(Data listing)
══════════════════════════════
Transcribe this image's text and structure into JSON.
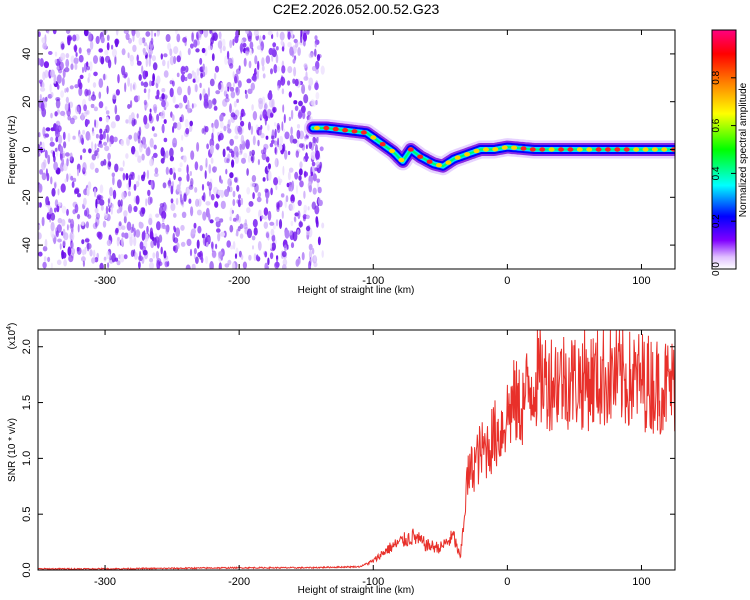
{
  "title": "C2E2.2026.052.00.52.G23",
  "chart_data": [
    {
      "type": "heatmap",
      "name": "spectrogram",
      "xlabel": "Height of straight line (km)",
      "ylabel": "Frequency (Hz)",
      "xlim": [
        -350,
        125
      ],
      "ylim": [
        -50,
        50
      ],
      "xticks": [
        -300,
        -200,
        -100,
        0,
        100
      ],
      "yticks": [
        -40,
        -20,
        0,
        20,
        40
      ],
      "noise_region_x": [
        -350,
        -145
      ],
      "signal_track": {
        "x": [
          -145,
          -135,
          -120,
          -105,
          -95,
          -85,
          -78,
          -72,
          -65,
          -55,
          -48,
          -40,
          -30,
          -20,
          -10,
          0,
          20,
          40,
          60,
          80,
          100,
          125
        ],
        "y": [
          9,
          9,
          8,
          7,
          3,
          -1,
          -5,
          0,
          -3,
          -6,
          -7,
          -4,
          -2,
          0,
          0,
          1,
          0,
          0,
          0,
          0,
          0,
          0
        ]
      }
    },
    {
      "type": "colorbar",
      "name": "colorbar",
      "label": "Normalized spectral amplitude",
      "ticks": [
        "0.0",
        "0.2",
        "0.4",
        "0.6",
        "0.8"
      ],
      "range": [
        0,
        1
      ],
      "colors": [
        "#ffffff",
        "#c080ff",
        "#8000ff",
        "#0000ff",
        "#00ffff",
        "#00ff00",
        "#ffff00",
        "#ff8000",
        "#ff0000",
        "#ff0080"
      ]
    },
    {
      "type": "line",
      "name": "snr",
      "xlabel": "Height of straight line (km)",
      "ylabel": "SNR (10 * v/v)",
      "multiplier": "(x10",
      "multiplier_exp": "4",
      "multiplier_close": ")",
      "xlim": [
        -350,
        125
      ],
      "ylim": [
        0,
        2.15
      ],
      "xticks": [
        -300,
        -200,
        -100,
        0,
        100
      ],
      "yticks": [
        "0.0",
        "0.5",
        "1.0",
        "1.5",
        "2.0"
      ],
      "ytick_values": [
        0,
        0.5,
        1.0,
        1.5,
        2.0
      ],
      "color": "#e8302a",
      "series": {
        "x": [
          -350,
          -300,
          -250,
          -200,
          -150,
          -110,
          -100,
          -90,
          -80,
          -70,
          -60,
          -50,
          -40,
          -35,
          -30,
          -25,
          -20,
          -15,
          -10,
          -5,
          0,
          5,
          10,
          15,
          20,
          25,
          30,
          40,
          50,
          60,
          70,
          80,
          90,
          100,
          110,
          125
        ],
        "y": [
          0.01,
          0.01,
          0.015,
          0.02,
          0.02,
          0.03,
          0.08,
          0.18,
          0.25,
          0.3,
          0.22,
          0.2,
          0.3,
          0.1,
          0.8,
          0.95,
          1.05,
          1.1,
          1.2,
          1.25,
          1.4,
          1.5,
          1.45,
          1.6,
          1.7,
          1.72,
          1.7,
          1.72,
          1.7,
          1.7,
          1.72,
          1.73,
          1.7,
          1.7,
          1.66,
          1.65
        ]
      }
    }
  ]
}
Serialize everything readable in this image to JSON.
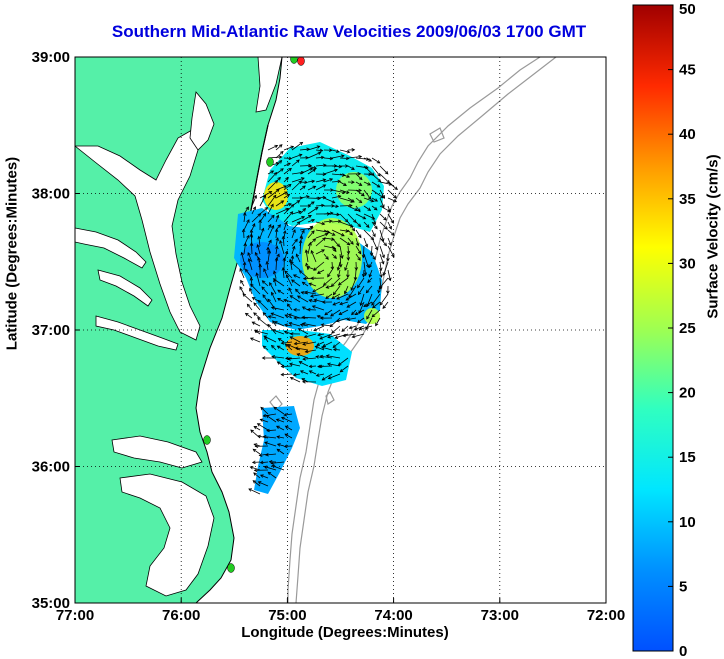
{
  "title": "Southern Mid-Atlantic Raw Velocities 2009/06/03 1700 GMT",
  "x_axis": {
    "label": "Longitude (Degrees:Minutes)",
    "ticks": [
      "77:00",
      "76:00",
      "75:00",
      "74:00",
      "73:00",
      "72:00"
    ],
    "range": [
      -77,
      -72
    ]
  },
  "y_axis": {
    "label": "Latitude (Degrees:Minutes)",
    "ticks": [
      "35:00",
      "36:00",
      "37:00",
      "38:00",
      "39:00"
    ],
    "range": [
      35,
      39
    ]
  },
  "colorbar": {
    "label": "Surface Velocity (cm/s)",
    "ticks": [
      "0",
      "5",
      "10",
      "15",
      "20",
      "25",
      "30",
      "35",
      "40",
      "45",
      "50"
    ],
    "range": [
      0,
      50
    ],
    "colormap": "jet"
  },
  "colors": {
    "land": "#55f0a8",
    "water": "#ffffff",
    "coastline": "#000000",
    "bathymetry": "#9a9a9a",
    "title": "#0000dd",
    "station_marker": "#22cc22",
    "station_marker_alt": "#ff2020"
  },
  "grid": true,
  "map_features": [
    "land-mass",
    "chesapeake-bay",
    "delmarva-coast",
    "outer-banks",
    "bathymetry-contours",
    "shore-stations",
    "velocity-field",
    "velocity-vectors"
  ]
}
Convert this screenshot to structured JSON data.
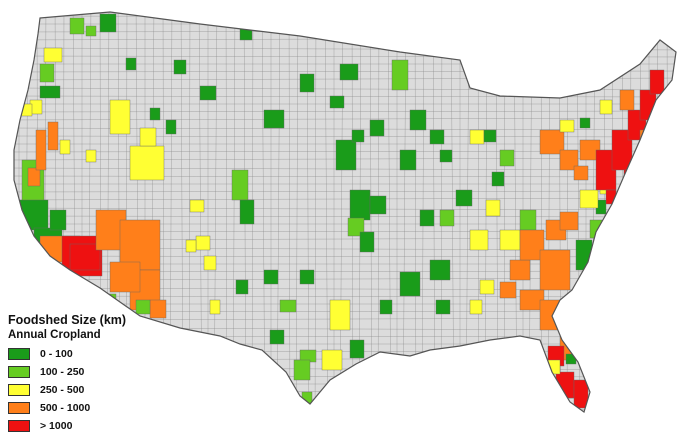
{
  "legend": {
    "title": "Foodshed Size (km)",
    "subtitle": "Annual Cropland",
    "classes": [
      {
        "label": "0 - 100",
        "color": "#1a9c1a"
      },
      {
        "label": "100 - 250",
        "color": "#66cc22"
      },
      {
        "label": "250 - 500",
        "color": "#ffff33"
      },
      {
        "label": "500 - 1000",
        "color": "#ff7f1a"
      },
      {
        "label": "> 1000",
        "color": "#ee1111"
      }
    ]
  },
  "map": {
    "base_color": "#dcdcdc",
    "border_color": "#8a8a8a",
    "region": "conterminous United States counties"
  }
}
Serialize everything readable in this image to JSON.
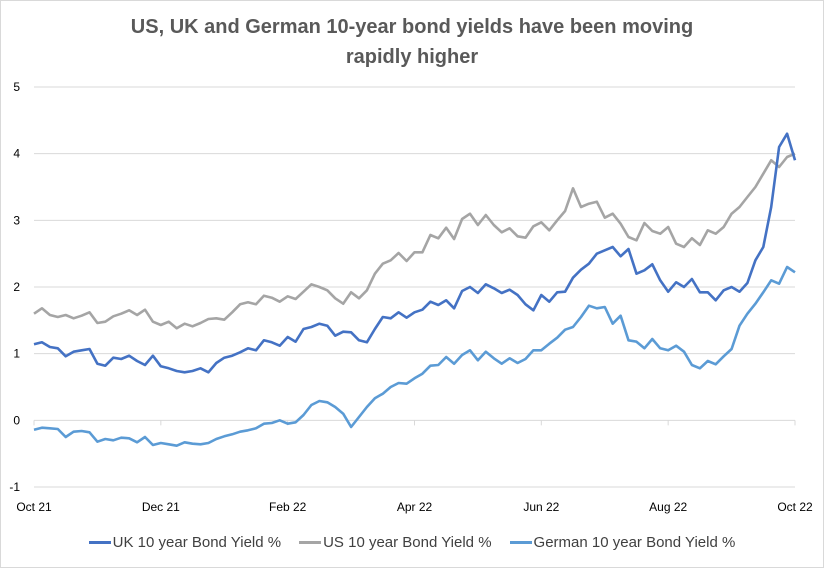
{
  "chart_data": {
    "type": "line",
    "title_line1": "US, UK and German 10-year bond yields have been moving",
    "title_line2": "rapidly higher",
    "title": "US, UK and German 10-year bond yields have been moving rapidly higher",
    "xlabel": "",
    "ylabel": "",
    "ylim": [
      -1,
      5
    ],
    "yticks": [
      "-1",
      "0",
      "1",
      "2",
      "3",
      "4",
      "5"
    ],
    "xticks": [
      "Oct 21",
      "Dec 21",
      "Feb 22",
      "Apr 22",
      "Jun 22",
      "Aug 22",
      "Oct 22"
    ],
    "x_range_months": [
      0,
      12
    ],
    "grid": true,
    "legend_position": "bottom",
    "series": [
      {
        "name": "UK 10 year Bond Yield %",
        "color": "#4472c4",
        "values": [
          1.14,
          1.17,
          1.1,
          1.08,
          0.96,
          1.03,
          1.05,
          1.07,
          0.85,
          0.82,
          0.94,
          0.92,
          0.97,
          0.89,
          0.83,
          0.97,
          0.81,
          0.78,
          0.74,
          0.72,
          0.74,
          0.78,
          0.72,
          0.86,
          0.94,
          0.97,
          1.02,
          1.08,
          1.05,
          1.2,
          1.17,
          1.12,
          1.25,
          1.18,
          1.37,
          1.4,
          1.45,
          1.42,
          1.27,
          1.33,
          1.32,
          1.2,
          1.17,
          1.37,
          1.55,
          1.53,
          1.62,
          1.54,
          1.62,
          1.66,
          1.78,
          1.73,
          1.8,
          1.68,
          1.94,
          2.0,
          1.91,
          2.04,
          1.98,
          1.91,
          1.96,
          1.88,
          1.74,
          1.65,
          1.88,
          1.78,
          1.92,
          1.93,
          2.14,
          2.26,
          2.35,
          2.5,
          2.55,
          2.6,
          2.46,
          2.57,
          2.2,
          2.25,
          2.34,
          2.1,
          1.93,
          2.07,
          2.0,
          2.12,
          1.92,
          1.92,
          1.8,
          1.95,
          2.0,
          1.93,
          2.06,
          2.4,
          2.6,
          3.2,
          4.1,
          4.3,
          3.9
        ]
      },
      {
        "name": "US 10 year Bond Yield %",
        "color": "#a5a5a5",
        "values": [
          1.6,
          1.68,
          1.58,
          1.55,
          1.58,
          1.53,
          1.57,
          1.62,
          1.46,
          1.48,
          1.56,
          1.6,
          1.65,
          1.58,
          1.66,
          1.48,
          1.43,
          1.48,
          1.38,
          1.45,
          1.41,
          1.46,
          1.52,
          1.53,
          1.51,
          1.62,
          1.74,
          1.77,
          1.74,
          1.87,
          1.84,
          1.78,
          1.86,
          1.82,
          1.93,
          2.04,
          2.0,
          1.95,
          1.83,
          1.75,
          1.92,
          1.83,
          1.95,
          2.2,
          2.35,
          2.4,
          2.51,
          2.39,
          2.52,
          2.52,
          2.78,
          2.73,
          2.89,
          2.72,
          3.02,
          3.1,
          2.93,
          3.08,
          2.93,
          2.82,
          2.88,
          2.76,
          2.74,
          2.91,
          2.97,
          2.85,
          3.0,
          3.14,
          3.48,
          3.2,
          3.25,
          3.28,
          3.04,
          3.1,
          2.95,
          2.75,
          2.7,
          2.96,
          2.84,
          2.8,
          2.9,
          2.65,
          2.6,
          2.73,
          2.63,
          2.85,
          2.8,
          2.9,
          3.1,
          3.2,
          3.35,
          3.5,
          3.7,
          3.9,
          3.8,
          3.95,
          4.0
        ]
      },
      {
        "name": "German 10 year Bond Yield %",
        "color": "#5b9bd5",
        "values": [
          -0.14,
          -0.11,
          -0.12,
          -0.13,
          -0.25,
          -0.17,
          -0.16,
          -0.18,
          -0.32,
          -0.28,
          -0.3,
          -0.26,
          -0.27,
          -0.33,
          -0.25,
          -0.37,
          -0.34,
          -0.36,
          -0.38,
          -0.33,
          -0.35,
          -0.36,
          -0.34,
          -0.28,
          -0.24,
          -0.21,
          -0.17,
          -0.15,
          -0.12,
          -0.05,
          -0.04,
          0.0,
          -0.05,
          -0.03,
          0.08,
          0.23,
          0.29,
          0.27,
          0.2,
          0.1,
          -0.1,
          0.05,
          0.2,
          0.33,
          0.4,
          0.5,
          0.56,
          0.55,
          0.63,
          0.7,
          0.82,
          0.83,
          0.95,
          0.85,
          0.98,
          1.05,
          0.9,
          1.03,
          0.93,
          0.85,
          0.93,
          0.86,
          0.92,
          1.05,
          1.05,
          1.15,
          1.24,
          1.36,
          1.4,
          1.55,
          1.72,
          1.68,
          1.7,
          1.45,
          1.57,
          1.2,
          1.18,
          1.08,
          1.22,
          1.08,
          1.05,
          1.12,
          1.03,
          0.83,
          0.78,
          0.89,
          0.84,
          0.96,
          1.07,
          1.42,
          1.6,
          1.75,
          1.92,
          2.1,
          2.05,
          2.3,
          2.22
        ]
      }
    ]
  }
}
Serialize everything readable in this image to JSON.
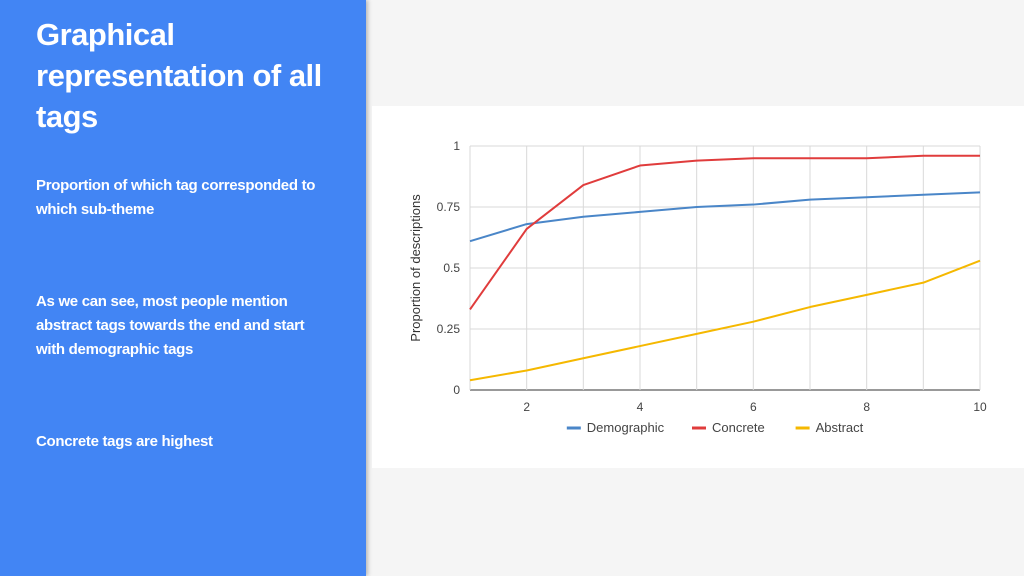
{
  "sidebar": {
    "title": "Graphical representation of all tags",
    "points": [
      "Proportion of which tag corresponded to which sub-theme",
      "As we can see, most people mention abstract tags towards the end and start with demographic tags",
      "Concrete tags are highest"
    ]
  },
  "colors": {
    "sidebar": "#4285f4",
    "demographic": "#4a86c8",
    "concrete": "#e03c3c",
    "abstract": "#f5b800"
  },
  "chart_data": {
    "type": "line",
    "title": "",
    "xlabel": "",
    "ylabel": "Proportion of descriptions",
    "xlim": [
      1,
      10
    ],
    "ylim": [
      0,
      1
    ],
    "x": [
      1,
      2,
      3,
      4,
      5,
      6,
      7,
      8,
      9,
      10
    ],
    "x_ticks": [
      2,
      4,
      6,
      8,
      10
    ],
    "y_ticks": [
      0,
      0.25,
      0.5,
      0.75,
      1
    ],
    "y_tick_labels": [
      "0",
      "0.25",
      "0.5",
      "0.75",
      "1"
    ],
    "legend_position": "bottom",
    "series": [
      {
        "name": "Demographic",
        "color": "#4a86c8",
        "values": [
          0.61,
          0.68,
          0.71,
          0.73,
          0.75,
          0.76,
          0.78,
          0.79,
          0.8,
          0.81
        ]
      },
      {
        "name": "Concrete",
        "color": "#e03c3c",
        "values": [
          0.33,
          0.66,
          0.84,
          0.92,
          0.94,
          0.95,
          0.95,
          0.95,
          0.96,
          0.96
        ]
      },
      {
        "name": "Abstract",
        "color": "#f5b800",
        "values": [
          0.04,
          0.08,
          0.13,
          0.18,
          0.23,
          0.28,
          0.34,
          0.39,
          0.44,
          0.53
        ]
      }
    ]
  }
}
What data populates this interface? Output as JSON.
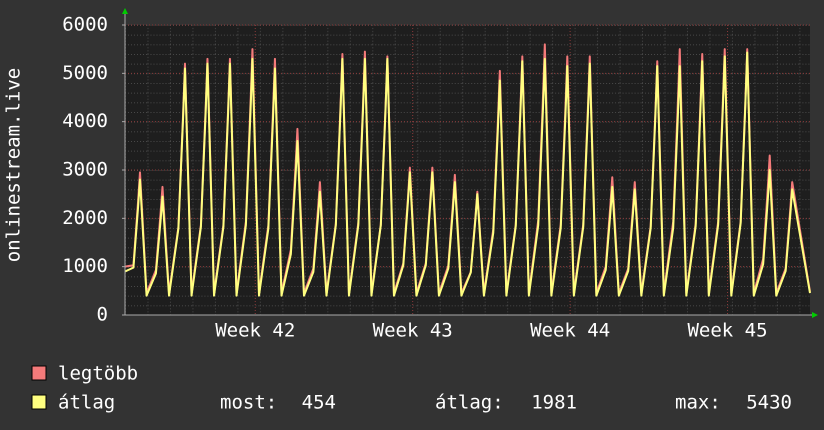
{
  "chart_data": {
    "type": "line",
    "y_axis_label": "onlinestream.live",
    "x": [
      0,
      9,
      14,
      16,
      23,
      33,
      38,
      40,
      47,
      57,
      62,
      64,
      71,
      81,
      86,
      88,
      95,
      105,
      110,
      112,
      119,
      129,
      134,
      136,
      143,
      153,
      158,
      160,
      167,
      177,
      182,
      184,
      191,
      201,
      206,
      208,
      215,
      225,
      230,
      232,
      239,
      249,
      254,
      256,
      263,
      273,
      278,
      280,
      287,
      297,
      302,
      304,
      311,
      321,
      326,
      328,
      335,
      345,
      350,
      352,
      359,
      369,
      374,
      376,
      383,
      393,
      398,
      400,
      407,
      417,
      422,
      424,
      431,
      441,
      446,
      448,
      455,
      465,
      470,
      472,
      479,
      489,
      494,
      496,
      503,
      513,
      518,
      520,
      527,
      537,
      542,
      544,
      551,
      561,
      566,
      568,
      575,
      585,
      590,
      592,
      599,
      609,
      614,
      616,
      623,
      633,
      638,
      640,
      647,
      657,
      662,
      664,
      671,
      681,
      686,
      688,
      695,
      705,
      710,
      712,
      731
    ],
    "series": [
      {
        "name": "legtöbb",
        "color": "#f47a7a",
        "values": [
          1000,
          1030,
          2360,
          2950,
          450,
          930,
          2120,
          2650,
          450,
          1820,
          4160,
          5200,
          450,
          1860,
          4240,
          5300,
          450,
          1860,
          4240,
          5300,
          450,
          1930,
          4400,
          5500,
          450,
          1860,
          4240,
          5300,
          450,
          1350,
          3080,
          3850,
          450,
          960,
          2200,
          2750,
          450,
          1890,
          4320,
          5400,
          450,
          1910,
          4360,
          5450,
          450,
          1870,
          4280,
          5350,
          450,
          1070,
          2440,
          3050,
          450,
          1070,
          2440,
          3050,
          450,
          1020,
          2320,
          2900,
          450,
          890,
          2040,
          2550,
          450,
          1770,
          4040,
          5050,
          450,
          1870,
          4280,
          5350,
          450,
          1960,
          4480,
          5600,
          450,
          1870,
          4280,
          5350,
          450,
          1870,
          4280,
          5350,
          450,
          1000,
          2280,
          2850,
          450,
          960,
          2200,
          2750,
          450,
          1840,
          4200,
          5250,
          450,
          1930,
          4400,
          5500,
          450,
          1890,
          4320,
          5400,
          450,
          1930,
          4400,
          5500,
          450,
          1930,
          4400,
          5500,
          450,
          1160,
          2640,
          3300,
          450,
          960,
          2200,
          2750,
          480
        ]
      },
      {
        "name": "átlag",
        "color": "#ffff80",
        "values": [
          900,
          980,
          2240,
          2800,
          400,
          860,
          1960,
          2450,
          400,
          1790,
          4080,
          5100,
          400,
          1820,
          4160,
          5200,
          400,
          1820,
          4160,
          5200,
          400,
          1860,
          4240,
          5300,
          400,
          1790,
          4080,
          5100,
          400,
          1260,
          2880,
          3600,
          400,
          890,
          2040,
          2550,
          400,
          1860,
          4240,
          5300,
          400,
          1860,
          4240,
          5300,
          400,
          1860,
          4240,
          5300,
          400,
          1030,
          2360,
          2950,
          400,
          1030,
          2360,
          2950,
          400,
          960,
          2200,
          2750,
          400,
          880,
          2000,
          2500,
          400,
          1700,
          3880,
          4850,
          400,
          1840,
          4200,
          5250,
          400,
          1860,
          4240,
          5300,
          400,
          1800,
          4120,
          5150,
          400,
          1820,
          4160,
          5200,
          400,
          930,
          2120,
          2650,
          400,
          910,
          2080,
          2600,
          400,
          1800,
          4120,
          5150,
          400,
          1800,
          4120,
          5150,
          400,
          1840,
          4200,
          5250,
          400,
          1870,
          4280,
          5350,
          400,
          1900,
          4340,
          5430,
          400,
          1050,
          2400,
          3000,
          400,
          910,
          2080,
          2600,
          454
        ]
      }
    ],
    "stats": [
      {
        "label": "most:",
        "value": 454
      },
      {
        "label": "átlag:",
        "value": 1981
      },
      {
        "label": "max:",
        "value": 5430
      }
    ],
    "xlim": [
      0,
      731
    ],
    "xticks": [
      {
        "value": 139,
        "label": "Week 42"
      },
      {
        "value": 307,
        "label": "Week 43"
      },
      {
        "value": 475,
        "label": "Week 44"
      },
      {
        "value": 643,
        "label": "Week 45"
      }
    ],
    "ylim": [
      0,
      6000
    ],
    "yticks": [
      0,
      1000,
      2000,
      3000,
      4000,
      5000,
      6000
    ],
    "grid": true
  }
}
══════════════════════════════
What the exercise asks: Copy all the lines above that hold the string "been".

Answer to the problem:
    "title_line1": "US, UK and German 10-year bond yields have been moving",
    "title": "US, UK and German 10-year bond yields have been moving rapidly higher",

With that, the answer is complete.